-- BEGIN THE RECORDS --

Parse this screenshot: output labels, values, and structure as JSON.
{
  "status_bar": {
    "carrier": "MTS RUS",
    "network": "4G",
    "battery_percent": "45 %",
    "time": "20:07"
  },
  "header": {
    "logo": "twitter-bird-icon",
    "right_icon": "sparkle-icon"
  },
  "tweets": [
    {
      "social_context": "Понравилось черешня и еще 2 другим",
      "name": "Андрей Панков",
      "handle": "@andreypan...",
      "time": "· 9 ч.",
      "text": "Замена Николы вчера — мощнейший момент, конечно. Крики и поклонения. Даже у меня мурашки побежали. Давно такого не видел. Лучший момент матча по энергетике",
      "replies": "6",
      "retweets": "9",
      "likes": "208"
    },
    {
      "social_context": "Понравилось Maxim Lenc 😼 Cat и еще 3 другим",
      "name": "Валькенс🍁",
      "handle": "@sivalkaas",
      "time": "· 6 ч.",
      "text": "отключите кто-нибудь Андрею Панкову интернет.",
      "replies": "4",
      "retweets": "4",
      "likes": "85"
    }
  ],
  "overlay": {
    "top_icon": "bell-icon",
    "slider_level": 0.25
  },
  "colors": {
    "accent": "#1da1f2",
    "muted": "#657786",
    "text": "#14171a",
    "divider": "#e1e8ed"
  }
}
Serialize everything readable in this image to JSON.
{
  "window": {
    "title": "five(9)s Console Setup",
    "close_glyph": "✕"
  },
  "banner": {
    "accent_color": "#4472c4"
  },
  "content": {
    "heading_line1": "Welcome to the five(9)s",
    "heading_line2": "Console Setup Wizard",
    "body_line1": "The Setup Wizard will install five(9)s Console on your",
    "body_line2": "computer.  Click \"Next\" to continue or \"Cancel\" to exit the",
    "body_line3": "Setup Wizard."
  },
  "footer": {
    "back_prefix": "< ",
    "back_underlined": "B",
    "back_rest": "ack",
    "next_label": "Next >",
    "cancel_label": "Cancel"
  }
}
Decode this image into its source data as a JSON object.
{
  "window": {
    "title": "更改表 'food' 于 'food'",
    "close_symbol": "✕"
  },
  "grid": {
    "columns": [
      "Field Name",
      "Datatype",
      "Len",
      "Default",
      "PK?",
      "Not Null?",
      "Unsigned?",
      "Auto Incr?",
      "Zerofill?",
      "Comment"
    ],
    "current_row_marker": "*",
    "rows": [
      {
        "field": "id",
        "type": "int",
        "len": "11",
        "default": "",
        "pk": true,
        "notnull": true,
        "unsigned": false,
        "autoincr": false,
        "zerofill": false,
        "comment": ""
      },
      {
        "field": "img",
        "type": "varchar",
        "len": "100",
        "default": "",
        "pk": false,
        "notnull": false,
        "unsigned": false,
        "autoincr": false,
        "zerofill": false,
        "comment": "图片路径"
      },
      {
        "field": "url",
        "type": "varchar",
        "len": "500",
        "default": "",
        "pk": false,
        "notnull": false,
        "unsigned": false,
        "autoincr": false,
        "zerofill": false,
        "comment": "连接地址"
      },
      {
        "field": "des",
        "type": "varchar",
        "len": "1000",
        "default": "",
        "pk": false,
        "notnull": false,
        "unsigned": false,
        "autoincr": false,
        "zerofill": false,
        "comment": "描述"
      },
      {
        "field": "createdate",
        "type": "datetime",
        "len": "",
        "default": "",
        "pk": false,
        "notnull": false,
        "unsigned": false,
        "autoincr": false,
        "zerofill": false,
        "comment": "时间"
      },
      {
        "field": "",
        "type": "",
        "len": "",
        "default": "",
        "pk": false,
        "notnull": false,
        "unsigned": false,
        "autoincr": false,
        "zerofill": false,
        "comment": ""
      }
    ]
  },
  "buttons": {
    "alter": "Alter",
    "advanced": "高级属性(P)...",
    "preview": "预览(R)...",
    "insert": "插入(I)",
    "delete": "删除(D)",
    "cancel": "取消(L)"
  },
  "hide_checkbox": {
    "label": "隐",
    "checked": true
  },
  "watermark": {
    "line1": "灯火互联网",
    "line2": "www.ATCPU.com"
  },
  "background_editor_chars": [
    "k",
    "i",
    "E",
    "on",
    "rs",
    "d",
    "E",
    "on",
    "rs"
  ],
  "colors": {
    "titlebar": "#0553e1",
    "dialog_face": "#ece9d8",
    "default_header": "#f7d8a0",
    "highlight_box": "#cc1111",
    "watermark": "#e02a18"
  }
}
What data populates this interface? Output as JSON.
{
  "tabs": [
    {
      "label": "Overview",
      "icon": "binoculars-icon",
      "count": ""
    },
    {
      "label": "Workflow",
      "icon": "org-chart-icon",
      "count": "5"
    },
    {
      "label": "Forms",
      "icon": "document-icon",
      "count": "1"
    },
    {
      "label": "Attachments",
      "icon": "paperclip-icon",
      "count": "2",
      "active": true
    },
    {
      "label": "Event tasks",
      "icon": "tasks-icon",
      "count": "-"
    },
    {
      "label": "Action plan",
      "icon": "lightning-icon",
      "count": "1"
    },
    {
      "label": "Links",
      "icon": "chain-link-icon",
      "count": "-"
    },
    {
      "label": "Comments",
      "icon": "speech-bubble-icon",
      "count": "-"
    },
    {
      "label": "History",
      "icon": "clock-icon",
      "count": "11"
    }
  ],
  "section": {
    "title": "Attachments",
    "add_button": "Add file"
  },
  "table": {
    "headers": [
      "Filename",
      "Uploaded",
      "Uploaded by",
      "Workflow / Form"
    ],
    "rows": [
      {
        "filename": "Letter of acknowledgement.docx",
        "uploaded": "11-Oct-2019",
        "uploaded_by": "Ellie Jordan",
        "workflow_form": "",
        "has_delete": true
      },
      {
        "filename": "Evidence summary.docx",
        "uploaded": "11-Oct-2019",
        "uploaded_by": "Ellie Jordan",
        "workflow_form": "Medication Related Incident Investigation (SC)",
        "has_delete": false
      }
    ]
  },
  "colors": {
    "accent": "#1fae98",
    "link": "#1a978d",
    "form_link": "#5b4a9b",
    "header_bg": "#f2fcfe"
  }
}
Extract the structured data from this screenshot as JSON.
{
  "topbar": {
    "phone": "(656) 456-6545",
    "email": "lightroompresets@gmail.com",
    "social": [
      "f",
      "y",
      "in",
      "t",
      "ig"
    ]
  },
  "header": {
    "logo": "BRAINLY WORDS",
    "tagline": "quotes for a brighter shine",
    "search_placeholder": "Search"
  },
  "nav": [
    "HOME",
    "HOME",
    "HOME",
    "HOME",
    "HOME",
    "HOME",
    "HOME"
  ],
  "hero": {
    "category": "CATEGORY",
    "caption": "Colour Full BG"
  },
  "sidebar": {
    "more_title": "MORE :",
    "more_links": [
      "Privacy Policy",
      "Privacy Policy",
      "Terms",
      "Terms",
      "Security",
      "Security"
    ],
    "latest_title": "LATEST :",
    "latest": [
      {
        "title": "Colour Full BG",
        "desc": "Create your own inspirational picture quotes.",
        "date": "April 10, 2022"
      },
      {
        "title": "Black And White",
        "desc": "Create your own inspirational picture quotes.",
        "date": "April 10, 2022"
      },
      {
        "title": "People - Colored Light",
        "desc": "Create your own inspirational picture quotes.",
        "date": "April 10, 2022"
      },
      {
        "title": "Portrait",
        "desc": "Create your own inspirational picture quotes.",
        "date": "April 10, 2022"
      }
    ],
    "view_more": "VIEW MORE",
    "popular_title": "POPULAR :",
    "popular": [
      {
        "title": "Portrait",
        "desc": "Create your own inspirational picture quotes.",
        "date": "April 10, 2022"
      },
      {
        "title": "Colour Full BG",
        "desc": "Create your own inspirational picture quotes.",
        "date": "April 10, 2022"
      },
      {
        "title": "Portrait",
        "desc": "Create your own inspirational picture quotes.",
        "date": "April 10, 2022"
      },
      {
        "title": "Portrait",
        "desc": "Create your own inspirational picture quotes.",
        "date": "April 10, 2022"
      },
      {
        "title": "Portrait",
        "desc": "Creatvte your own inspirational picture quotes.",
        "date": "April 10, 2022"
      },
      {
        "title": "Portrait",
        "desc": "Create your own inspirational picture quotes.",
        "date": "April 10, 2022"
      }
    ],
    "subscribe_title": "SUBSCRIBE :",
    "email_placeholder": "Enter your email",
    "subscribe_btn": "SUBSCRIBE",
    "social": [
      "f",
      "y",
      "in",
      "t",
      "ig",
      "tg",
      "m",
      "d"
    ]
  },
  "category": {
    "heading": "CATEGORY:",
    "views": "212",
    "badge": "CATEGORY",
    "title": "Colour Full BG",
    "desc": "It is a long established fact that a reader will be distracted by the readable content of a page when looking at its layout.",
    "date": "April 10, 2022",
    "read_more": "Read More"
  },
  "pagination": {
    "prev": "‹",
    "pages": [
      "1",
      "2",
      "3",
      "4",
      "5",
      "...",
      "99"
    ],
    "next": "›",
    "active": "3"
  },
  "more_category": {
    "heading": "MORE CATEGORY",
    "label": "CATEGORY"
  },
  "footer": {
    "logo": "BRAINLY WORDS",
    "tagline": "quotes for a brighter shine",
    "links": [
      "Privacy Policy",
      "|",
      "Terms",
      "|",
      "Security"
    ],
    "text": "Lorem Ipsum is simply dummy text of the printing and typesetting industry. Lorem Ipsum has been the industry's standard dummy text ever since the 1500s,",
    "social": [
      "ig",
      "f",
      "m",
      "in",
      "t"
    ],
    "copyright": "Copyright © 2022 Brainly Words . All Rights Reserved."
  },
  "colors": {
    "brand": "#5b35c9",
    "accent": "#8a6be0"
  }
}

-- END THE RECORDS --

TASK DIRECTIONS:
Spot every line that holds "content" and copy it.

FINAL RESULT:
  "content": {
    "desc": "It is a long established fact that a reader will be distracted by the readable content of a page when looking at its layout.",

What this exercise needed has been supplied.